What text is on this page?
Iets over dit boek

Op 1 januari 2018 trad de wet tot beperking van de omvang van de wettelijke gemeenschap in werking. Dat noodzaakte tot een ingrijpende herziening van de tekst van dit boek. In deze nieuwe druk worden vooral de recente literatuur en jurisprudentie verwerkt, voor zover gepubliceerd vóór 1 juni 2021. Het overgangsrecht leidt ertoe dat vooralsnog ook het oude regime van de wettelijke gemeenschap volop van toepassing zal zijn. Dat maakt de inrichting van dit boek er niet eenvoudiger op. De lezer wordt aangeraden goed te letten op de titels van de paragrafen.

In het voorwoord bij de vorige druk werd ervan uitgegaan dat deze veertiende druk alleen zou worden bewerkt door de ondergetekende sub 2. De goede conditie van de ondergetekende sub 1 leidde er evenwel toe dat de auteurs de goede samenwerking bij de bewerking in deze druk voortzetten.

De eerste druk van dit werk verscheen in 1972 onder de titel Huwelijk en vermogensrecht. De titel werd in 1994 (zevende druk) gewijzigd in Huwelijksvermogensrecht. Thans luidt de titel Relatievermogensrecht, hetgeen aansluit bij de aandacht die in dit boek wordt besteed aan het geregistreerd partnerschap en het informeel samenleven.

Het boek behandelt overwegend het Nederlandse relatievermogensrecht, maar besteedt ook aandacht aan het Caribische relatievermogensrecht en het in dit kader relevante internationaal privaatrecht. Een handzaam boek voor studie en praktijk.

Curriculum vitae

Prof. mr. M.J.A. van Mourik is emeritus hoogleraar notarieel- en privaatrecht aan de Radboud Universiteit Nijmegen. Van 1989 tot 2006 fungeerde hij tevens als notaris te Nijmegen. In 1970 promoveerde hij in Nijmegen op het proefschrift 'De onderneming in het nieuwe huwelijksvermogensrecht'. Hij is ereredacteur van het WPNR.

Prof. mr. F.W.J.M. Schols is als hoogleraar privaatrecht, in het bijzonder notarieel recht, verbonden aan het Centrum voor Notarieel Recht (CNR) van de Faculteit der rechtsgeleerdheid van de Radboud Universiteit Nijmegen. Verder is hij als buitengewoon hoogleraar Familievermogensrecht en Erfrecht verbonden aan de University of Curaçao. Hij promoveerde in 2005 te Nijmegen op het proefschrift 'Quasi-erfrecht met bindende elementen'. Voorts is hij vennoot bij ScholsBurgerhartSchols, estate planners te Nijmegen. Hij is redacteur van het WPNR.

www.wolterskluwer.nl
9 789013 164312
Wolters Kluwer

┄┄┄┄┄┄

◆ GOAL ◆
The required answer is a single number: the count of lines in the entries that hold the string "worden".

◆ TASK SOLUTION ◆
2